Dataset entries
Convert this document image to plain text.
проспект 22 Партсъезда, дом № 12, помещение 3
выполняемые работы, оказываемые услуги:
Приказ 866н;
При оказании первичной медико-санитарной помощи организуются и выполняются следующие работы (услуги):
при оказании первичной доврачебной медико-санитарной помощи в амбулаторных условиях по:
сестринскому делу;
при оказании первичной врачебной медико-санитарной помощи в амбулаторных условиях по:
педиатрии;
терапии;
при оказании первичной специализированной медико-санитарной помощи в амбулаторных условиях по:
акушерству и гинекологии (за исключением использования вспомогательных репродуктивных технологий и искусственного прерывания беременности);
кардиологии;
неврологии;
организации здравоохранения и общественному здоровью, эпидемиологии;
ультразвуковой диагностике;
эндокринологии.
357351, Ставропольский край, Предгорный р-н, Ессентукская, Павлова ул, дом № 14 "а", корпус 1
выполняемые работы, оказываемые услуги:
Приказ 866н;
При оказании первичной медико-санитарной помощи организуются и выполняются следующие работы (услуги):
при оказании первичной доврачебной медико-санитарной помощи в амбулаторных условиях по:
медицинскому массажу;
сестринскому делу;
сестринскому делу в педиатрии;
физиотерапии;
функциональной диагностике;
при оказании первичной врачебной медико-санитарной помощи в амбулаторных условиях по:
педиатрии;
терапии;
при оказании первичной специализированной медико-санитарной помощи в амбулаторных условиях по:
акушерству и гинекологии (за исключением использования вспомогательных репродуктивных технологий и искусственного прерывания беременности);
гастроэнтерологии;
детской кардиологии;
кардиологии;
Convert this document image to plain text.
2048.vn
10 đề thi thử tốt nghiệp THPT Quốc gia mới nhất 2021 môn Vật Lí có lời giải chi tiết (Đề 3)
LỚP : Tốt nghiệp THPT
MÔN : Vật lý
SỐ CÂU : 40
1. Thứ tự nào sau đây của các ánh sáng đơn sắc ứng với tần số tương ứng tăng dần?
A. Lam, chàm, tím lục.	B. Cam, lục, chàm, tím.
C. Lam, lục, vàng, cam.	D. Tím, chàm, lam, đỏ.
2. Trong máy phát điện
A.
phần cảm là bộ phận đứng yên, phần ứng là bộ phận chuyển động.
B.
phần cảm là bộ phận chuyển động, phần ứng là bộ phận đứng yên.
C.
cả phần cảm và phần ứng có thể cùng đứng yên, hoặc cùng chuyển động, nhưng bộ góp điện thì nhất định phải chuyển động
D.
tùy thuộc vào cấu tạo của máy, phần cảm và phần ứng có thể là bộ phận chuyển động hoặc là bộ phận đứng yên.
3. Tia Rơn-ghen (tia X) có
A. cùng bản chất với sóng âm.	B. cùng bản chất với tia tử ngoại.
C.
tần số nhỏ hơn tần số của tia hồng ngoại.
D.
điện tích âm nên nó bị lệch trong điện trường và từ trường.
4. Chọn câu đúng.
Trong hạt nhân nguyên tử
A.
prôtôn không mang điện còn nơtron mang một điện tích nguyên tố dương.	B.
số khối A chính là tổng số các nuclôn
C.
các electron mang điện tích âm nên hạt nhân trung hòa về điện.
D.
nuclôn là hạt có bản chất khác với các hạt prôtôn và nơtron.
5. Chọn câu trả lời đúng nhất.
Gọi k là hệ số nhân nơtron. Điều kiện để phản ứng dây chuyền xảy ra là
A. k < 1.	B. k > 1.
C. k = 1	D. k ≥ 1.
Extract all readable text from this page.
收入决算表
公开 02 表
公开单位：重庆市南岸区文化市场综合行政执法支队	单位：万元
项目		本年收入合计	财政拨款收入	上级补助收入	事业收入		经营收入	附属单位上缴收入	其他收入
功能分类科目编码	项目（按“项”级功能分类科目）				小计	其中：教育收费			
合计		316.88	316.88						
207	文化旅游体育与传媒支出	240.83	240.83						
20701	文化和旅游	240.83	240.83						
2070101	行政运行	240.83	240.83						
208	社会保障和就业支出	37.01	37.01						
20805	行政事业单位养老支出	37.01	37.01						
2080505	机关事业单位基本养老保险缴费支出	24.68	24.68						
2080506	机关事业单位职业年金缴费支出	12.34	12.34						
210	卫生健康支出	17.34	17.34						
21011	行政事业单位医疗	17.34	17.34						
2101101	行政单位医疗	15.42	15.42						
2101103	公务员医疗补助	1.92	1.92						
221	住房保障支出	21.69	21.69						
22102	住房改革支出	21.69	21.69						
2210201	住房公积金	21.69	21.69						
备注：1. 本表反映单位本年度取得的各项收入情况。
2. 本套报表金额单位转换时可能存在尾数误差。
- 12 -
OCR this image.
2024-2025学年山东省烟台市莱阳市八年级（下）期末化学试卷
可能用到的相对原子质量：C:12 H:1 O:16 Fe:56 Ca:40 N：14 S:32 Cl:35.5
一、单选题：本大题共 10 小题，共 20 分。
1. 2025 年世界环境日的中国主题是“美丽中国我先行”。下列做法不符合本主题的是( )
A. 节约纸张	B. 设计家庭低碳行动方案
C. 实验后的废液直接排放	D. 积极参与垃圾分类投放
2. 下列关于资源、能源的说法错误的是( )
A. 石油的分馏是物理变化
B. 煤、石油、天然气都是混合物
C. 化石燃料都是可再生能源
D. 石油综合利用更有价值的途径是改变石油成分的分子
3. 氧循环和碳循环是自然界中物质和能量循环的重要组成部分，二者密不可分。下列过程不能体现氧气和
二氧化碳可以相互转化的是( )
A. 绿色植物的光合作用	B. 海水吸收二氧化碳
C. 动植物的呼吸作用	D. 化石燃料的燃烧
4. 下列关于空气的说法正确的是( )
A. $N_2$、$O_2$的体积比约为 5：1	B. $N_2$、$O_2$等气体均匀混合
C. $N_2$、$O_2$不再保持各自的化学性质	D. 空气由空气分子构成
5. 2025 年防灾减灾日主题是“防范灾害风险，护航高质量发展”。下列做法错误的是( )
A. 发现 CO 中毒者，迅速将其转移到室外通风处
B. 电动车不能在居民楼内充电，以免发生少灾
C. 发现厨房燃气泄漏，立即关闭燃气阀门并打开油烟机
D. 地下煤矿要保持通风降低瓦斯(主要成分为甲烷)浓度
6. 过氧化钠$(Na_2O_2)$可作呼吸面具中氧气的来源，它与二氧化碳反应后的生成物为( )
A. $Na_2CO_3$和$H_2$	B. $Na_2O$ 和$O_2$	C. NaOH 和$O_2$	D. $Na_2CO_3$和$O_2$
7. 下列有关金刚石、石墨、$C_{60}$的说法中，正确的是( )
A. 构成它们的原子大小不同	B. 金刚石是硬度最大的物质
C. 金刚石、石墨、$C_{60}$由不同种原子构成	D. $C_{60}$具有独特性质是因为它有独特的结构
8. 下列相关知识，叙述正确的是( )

● JOB
All the data must be duplicated exactly, with nothing added or removed.

● ANSWER TO THE PROBLEM
Convert this document image to plain text.
проспект 22 Партсъезда, дом № 12, помещение 3
выполняемые работы, оказываемые услуги:
Приказ 866н;
При оказании первичной медико-санитарной помощи организуются и выполняются следующие работы (услуги):
при оказании первичной доврачебной медико-санитарной помощи в амбулаторных условиях по:
сестринскому делу;
при оказании первичной врачебной медико-санитарной помощи в амбулаторных условиях по:
педиатрии;
терапии;
при оказании первичной специализированной медико-санитарной помощи в амбулаторных условиях по:
акушерству и гинекологии (за исключением использования вспомогательных репродуктивных технологий и искусственного прерывания беременности);
кардиологии;
неврологии;
организации здравоохранения и общественному здоровью, эпидемиологии;
ультразвуковой диагностике;
эндокринологии.
357351, Ставропольский край, Предгорный р-н, Ессентукская, Павлова ул, дом № 14 "а", корпус 1
выполняемые работы, оказываемые услуги:
Приказ 866н;
При оказании первичной медико-санитарной помощи организуются и выполняются следующие работы (услуги):
при оказании первичной доврачебной медико-санитарной помощи в амбулаторных условиях по:
медицинскому массажу;
сестринскому делу;
сестринскому делу в педиатрии;
физиотерапии;
функциональной диагностике;
при оказании первичной врачебной медико-санитарной помощи в амбулаторных условиях по:
педиатрии;
терапии;
при оказании первичной специализированной медико-санитарной помощи в амбулаторных условиях по:
акушерству и гинекологии (за исключением использования вспомогательных репродуктивных технологий и искусственного прерывания беременности);
гастроэнтерологии;
детской кардиологии;
кардиологии;
Convert this document image to plain text.
2048.vn
10 đề thi thử tốt nghiệp THPT Quốc gia mới nhất 2021 môn Vật Lí có lời giải chi tiết (Đề 3)
LỚP : Tốt nghiệp THPT
MÔN : Vật lý
SỐ CÂU : 40
1. Thứ tự nào sau đây của các ánh sáng đơn sắc ứng với tần số tương ứng tăng dần?
A. Lam, chàm, tím lục.	B. Cam, lục, chàm, tím.
C. Lam, lục, vàng, cam.	D. Tím, chàm, lam, đỏ.
2. Trong máy phát điện
A.
phần cảm là bộ phận đứng yên, phần ứng là bộ phận chuyển động.
B.
phần cảm là bộ phận chuyển động, phần ứng là bộ phận đứng yên.
C.
cả phần cảm và phần ứng có thể cùng đứng yên, hoặc cùng chuyển động, nhưng bộ góp điện thì nhất định phải chuyển động
D.
tùy thuộc vào cấu tạo của máy, phần cảm và phần ứng có thể là bộ phận chuyển động hoặc là bộ phận đứng yên.
3. Tia Rơn-ghen (tia X) có
A. cùng bản chất với sóng âm.	B. cùng bản chất với tia tử ngoại.
C.
tần số nhỏ hơn tần số của tia hồng ngoại.
D.
điện tích âm nên nó bị lệch trong điện trường và từ trường.
4. Chọn câu đúng.
Trong hạt nhân nguyên tử
A.
prôtôn không mang điện còn nơtron mang một điện tích nguyên tố dương.	B.
số khối A chính là tổng số các nuclôn
C.
các electron mang điện tích âm nên hạt nhân trung hòa về điện.
D.
nuclôn là hạt có bản chất khác với các hạt prôtôn và nơtron.
5. Chọn câu trả lời đúng nhất.
Gọi k là hệ số nhân nơtron. Điều kiện để phản ứng dây chuyền xảy ra là
A. k < 1.	B. k > 1.
C. k = 1	D. k ≥ 1.
Extract all readable text from this page.
收入决算表
公开 02 表
公开单位：重庆市南岸区文化市场综合行政执法支队	单位：万元
项目		本年收入合计	财政拨款收入	上级补助收入	事业收入		经营收入	附属单位上缴收入	其他收入
功能分类科目编码	项目（按“项”级功能分类科目）				小计	其中：教育收费			
合计		316.88	316.88						
207	文化旅游体育与传媒支出	240.83	240.83						
20701	文化和旅游	240.83	240.83						
2070101	行政运行	240.83	240.83						
208	社会保障和就业支出	37.01	37.01						
20805	行政事业单位养老支出	37.01	37.01						
2080505	机关事业单位基本养老保险缴费支出	24.68	24.68						
2080506	机关事业单位职业年金缴费支出	12.34	12.34						
210	卫生健康支出	17.34	17.34						
21011	行政事业单位医疗	17.34	17.34						
2101101	行政单位医疗	15.42	15.42						
2101103	公务员医疗补助	1.92	1.92						
221	住房保障支出	21.69	21.69						
22102	住房改革支出	21.69	21.69						
2210201	住房公积金	21.69	21.69						
备注：1. 本表反映单位本年度取得的各项收入情况。
2. 本套报表金额单位转换时可能存在尾数误差。
- 12 -
OCR this image.
2024-2025学年山东省烟台市莱阳市八年级（下）期末化学试卷
可能用到的相对原子质量：C:12 H:1 O:16 Fe:56 Ca:40 N：14 S:32 Cl:35.5
一、单选题：本大题共 10 小题，共 20 分。
1. 2025 年世界环境日的中国主题是“美丽中国我先行”。下列做法不符合本主题的是( )
A. 节约纸张	B. 设计家庭低碳行动方案
C. 实验后的废液直接排放	D. 积极参与垃圾分类投放
2. 下列关于资源、能源的说法错误的是( )
A. 石油的分馏是物理变化
B. 煤、石油、天然气都是混合物
C. 化石燃料都是可再生能源
D. 石油综合利用更有价值的途径是改变石油成分的分子
3. 氧循环和碳循环是自然界中物质和能量循环的重要组成部分，二者密不可分。下列过程不能体现氧气和
二氧化碳可以相互转化的是( )
A. 绿色植物的光合作用	B. 海水吸收二氧化碳
C. 动植物的呼吸作用	D. 化石燃料的燃烧
4. 下列关于空气的说法正确的是( )
A. $N_2$、$O_2$的体积比约为 5：1	B. $N_2$、$O_2$等气体均匀混合
C. $N_2$、$O_2$不再保持各自的化学性质	D. 空气由空气分子构成
5. 2025 年防灾减灾日主题是“防范灾害风险，护航高质量发展”。下列做法错误的是( )
A. 发现 CO 中毒者，迅速将其转移到室外通风处
B. 电动车不能在居民楼内充电，以免发生少灾
C. 发现厨房燃气泄漏，立即关闭燃气阀门并打开油烟机
D. 地下煤矿要保持通风降低瓦斯(主要成分为甲烷)浓度
6. 过氧化钠$(Na_2O_2)$可作呼吸面具中氧气的来源，它与二氧化碳反应后的生成物为( )
A. $Na_2CO_3$和$H_2$	B. $Na_2O$ 和$O_2$	C. NaOH 和$O_2$	D. $Na_2CO_3$和$O_2$
7. 下列有关金刚石、石墨、$C_{60}$的说法中，正确的是( )
A. 构成它们的原子大小不同	B. 金刚石是硬度最大的物质
C. 金刚石、石墨、$C_{60}$由不同种原子构成	D. $C_{60}$具有独特性质是因为它有独特的结构
8. 下列相关知识，叙述正确的是( )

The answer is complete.